Quote the full listing word for word.

[Figure data in JSON]
* begin *

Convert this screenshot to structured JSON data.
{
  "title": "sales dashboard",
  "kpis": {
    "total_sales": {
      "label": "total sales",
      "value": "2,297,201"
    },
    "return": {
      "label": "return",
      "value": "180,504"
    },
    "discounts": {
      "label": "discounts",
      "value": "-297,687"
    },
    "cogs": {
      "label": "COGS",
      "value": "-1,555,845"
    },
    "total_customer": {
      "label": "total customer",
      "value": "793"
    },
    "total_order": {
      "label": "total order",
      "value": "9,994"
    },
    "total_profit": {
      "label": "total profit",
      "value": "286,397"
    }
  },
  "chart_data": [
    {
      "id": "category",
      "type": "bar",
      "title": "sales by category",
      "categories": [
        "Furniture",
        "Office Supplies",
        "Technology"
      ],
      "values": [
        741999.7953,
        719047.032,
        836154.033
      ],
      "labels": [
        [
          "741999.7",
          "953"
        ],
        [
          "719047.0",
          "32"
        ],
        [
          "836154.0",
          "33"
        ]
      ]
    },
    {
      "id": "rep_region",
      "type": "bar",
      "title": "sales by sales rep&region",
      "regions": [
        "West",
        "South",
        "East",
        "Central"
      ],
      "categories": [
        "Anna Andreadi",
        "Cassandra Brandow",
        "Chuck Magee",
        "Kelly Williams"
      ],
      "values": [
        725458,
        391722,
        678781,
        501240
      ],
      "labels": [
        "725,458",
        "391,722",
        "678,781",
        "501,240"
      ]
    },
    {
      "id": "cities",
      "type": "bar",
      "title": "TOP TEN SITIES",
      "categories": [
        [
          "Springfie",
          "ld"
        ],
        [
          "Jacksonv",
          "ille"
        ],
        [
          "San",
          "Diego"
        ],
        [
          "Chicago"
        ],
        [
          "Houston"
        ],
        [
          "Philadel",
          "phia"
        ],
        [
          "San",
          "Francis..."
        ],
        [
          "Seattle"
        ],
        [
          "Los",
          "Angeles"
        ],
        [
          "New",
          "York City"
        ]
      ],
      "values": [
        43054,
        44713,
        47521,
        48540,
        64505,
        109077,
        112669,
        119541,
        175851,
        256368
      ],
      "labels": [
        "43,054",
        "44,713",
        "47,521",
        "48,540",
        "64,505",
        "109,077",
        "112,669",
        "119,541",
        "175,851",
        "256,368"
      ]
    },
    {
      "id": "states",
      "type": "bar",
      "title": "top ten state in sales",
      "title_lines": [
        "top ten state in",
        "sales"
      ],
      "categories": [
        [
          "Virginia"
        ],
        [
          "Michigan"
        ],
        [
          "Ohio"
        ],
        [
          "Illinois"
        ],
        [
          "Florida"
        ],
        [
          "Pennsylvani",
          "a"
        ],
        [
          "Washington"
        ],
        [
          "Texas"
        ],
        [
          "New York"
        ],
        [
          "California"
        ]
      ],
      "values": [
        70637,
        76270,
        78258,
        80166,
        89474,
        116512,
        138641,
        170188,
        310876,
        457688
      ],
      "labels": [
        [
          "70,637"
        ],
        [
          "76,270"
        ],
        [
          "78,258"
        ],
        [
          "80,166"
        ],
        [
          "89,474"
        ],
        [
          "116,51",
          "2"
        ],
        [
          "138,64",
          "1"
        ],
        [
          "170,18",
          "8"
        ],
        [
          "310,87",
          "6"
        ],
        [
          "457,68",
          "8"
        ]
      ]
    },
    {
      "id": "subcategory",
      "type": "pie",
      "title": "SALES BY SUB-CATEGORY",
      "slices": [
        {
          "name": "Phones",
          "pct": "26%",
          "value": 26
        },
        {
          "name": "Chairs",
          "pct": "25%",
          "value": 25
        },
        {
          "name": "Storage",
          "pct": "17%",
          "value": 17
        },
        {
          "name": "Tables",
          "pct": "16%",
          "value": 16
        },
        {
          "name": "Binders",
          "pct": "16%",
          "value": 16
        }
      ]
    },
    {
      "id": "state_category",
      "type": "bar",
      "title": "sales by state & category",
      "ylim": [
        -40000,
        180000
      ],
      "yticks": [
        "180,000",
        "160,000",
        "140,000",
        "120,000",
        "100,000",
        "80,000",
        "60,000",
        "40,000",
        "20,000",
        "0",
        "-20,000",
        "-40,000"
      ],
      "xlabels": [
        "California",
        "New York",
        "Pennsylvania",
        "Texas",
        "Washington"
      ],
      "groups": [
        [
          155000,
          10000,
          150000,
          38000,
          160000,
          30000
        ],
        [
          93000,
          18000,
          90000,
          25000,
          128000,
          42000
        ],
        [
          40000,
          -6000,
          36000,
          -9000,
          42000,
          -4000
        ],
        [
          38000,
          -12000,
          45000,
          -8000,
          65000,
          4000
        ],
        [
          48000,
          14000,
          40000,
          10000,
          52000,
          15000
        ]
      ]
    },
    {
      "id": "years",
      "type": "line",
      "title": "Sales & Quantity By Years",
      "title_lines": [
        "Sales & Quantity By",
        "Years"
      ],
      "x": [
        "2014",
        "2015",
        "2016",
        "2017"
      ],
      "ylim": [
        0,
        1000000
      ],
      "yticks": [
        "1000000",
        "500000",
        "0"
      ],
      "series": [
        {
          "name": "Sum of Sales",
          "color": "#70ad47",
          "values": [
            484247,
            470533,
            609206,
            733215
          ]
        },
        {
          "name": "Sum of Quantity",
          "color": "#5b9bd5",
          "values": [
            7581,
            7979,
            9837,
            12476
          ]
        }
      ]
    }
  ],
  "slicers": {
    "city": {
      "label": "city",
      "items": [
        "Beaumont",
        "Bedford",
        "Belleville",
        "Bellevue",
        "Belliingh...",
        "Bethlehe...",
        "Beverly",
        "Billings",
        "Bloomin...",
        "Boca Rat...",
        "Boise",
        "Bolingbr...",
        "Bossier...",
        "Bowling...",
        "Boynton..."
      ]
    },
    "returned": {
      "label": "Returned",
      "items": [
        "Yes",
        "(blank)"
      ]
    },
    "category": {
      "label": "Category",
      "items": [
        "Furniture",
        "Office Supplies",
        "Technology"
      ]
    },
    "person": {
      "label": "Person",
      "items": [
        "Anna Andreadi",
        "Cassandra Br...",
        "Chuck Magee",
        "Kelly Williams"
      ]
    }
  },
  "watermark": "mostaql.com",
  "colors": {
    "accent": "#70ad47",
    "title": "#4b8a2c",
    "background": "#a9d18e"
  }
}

* end *

[SOLVED PROBLEM]
Convert this screenshot to structured JSON data.
{
  "title": "sales dashboard",
  "kpis": {
    "total_sales": {
      "label": "total sales",
      "value": "2,297,201"
    },
    "return": {
      "label": "return",
      "value": "180,504"
    },
    "discounts": {
      "label": "discounts",
      "value": "-297,687"
    },
    "cogs": {
      "label": "COGS",
      "value": "-1,555,845"
    },
    "total_customer": {
      "label": "total customer",
      "value": "793"
    },
    "total_order": {
      "label": "total order",
      "value": "9,994"
    },
    "total_profit": {
      "label": "total profit",
      "value": "286,397"
    }
  },
  "chart_data": [
    {
      "id": "category",
      "type": "bar",
      "title": "sales by category",
      "categories": [
        "Furniture",
        "Office Supplies",
        "Technology"
      ],
      "values": [
        741999.7953,
        719047.032,
        836154.033
      ],
      "labels": [
        [
          "741999.7",
          "953"
        ],
        [
          "719047.0",
          "32"
        ],
        [
          "836154.0",
          "33"
        ]
      ]
    },
    {
      "id": "rep_region",
      "type": "bar",
      "title": "sales by sales rep&region",
      "regions": [
        "West",
        "South",
        "East",
        "Central"
      ],
      "categories": [
        "Anna Andreadi",
        "Cassandra Brandow",
        "Chuck Magee",
        "Kelly Williams"
      ],
      "values": [
        725458,
        391722,
        678781,
        501240
      ],
      "labels": [
        "725,458",
        "391,722",
        "678,781",
        "501,240"
      ]
    },
    {
      "id": "cities",
      "type": "bar",
      "title": "TOP TEN SITIES",
      "categories": [
        [
          "Springfie",
          "ld"
        ],
        [
          "Jacksonv",
          "ille"
        ],
        [
          "San",
          "Diego"
        ],
        [
          "Chicago"
        ],
        [
          "Houston"
        ],
        [
          "Philadel",
          "phia"
        ],
        [
          "San",
          "Francis..."
        ],
        [
          "Seattle"
        ],
        [
          "Los",
          "Angeles"
        ],
        [
          "New",
          "York City"
        ]
      ],
      "values": [
        43054,
        44713,
        47521,
        48540,
        64505,
        109077,
        112669,
        119541,
        175851,
        256368
      ],
      "labels": [
        "43,054",
        "44,713",
        "47,521",
        "48,540",
        "64,505",
        "109,077",
        "112,669",
        "119,541",
        "175,851",
        "256,368"
      ]
    },
    {
      "id": "states",
      "type": "bar",
      "title": "top ten state in sales",
      "title_lines": [
        "top ten state in",
        "sales"
      ],
      "categories": [
        [
          "Virginia"
        ],
        [
          "Michigan"
        ],
        [
          "Ohio"
        ],
        [
          "Illinois"
        ],
        [
          "Florida"
        ],
        [
          "Pennsylvani",
          "a"
        ],
        [
          "Washington"
        ],
        [
          "Texas"
        ],
        [
          "New York"
        ],
        [
          "California"
        ]
      ],
      "values": [
        70637,
        76270,
        78258,
        80166,
        89474,
        116512,
        138641,
        170188,
        310876,
        457688
      ],
      "labels": [
        [
          "70,637"
        ],
        [
          "76,270"
        ],
        [
          "78,258"
        ],
        [
          "80,166"
        ],
        [
          "89,474"
        ],
        [
          "116,51",
          "2"
        ],
        [
          "138,64",
          "1"
        ],
        [
          "170,18",
          "8"
        ],
        [
          "310,87",
          "6"
        ],
        [
          "457,68",
          "8"
        ]
      ]
    },
    {
      "id": "subcategory",
      "type": "pie",
      "title": "SALES BY SUB-CATEGORY",
      "slices": [
        {
          "name": "Phones",
          "pct": "26%",
          "value": 26
        },
        {
          "name": "Chairs",
          "pct": "25%",
          "value": 25
        },
        {
          "name": "Storage",
          "pct": "17%",
          "value": 17
        },
        {
          "name": "Tables",
          "pct": "16%",
          "value": 16
        },
        {
          "name": "Binders",
          "pct": "16%",
          "value": 16
        }
      ]
    },
    {
      "id": "state_category",
      "type": "bar",
      "title": "sales by state & category",
      "ylim": [
        -40000,
        180000
      ],
      "yticks": [
        "180,000",
        "160,000",
        "140,000",
        "120,000",
        "100,000",
        "80,000",
        "60,000",
        "40,000",
        "20,000",
        "0",
        "-20,000",
        "-40,000"
      ],
      "xlabels": [
        "California",
        "New York",
        "Pennsylvania",
        "Texas",
        "Washington"
      ],
      "groups": [
        [
          155000,
          10000,
          150000,
          38000,
          160000,
          30000
        ],
        [
          93000,
          18000,
          90000,
          25000,
          128000,
          42000
        ],
        [
          40000,
          -6000,
          36000,
          -9000,
          42000,
          -4000
        ],
        [
          38000,
          -12000,
          45000,
          -8000,
          65000,
          4000
        ],
        [
          48000,
          14000,
          40000,
          10000,
          52000,
          15000
        ]
      ]
    },
    {
      "id": "years",
      "type": "line",
      "title": "Sales & Quantity By Years",
      "title_lines": [
        "Sales & Quantity By",
        "Years"
      ],
      "x": [
        "2014",
        "2015",
        "2016",
        "2017"
      ],
      "ylim": [
        0,
        1000000
      ],
      "yticks": [
        "1000000",
        "500000",
        "0"
      ],
      "series": [
        {
          "name": "Sum of Sales",
          "color": "#70ad47",
          "values": [
            484247,
            470533,
            609206,
            733215
          ]
        },
        {
          "name": "Sum of Quantity",
          "color": "#5b9bd5",
          "values": [
            7581,
            7979,
            9837,
            12476
          ]
        }
      ]
    }
  ],
  "slicers": {
    "city": {
      "label": "city",
      "items": [
        "Beaumont",
        "Bedford",
        "Belleville",
        "Bellevue",
        "Belliingh...",
        "Bethlehe...",
        "Beverly",
        "Billings",
        "Bloomin...",
        "Boca Rat...",
        "Boise",
        "Bolingbr...",
        "Bossier...",
        "Bowling...",
        "Boynton..."
      ]
    },
    "returned": {
      "label": "Returned",
      "items": [
        "Yes",
        "(blank)"
      ]
    },
    "category": {
      "label": "Category",
      "items": [
        "Furniture",
        "Office Supplies",
        "Technology"
      ]
    },
    "person": {
      "label": "Person",
      "items": [
        "Anna Andreadi",
        "Cassandra Br...",
        "Chuck Magee",
        "Kelly Williams"
      ]
    }
  },
  "watermark": "mostaql.com",
  "colors": {
    "accent": "#70ad47",
    "title": "#4b8a2c",
    "background": "#a9d18e"
  }
}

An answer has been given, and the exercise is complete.